_YOUR OBJECTIVE_
Work out the number of lines in the listing that include the string "color". Reply with that number alone.

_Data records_
══════════════════════════════

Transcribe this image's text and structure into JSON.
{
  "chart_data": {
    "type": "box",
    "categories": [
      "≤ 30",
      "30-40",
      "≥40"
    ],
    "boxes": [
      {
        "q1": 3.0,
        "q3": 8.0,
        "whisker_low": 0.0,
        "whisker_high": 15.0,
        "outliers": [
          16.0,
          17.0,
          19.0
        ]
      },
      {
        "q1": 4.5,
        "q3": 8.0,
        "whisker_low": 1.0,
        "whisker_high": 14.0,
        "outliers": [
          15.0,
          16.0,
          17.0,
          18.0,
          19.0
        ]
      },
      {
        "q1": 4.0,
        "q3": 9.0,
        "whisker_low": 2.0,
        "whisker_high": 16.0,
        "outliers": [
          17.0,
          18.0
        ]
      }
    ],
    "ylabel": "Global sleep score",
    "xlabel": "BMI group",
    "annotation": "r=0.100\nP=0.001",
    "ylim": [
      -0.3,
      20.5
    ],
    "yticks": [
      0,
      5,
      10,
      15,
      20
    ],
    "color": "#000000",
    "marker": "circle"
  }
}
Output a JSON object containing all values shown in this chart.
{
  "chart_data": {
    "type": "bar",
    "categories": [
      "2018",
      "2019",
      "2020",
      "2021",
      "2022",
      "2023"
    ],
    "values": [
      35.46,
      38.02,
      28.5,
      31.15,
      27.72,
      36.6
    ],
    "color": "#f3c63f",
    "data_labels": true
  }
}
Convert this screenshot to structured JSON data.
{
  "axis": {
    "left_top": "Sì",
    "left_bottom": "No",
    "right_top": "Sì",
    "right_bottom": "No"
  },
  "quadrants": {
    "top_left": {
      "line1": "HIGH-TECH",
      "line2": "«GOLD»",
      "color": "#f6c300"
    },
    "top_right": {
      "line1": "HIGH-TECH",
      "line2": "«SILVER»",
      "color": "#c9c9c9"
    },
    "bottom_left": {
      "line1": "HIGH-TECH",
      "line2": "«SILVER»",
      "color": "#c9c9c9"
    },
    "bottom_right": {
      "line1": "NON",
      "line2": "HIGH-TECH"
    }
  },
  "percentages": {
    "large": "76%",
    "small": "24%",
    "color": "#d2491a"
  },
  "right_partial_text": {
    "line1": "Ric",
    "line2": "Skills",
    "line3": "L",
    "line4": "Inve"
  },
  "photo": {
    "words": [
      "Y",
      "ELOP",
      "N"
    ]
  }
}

══════════════════════════════

_RESPONSE_
6